* What the exercise asks *
Please find all lines in the data that hold the string "Roman" and copy them.

* Material for this exercise *
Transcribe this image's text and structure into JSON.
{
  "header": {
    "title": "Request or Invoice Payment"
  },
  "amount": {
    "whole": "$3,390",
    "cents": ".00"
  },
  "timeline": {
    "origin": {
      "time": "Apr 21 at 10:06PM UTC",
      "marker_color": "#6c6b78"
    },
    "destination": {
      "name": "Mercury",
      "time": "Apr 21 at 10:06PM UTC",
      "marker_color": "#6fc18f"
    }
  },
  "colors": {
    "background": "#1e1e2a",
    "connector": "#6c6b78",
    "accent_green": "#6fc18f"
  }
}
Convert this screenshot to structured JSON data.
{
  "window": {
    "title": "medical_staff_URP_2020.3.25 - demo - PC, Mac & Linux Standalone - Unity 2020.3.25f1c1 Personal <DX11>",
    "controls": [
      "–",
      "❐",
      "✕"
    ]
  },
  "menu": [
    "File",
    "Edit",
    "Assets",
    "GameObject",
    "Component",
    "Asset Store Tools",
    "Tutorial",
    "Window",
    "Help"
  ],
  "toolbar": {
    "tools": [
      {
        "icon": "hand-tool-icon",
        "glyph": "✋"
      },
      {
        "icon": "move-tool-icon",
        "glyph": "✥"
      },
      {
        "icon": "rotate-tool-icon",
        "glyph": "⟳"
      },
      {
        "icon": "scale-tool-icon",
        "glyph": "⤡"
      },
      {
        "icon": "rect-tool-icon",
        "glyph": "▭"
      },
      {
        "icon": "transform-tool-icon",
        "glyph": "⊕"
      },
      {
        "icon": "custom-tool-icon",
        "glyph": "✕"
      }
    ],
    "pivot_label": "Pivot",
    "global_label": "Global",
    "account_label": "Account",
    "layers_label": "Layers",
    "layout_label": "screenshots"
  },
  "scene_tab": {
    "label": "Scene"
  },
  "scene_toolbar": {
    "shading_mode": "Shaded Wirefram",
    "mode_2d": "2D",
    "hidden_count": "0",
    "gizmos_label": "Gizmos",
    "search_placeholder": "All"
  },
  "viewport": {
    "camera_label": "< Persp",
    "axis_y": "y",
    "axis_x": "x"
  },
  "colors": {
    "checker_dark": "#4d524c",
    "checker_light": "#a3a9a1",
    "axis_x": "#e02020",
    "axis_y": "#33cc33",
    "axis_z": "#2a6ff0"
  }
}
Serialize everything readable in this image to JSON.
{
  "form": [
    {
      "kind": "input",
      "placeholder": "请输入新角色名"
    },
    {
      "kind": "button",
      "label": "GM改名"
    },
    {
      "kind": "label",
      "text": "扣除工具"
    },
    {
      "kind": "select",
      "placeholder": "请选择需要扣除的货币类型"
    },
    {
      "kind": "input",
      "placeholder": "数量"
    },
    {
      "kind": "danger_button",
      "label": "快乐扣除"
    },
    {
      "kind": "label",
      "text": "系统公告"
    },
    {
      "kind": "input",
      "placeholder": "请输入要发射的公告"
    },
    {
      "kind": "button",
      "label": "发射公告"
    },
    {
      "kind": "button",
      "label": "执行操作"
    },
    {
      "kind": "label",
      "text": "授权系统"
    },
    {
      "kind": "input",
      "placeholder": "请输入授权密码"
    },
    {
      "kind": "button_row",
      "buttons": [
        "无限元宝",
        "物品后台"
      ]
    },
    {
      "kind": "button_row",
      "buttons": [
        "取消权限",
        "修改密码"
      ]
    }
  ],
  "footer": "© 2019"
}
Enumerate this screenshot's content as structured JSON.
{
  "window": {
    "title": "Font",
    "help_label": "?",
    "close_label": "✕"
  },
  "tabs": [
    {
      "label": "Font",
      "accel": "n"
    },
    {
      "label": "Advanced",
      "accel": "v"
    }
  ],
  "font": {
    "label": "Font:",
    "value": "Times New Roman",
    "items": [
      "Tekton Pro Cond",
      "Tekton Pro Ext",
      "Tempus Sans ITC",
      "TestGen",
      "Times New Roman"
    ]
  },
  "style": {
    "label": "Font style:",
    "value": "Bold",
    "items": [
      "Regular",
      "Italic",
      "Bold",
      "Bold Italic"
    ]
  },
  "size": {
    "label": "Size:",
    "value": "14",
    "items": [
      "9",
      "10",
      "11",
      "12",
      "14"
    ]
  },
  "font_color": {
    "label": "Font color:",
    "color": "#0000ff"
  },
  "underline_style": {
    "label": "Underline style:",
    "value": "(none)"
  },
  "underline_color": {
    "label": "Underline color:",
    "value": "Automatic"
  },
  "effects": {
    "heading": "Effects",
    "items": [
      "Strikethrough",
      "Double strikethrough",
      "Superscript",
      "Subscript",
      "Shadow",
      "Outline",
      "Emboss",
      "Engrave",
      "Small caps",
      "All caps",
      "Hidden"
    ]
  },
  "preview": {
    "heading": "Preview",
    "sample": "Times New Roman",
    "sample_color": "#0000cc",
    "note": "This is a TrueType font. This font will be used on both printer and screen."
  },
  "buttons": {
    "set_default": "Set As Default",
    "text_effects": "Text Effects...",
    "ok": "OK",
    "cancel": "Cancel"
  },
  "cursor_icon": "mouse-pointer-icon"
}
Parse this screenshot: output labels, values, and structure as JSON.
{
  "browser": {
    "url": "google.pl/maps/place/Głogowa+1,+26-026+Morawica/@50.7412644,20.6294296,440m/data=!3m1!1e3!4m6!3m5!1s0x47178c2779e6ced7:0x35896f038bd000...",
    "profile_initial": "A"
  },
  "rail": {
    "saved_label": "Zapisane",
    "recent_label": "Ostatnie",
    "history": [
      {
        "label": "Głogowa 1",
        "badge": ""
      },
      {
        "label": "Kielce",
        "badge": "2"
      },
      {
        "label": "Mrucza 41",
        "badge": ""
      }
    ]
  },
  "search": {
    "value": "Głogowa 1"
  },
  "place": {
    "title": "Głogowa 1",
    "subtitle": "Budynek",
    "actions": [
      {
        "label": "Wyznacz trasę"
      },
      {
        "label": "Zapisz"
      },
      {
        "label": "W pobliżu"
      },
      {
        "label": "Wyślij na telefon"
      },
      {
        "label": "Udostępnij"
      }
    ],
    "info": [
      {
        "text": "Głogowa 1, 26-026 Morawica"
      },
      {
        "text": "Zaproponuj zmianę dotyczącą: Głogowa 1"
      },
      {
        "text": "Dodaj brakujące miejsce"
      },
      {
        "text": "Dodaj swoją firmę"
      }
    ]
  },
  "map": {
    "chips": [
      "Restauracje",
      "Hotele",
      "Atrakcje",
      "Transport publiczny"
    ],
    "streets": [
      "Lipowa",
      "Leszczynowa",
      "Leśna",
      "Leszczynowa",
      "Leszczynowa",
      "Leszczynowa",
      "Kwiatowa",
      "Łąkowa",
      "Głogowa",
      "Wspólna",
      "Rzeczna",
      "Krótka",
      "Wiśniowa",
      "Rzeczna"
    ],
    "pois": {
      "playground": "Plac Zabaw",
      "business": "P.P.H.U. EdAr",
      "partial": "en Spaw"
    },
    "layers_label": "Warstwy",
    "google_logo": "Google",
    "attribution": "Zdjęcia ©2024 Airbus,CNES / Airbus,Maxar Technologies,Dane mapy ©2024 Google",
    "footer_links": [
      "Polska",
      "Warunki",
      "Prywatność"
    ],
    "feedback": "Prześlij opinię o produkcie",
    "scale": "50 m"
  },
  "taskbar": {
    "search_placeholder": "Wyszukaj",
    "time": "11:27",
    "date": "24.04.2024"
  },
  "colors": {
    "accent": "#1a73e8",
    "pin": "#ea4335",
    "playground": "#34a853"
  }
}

* The response *
    "value": "Times New Roman",
      "Times New Roman"
    "sample": "Times New Roman",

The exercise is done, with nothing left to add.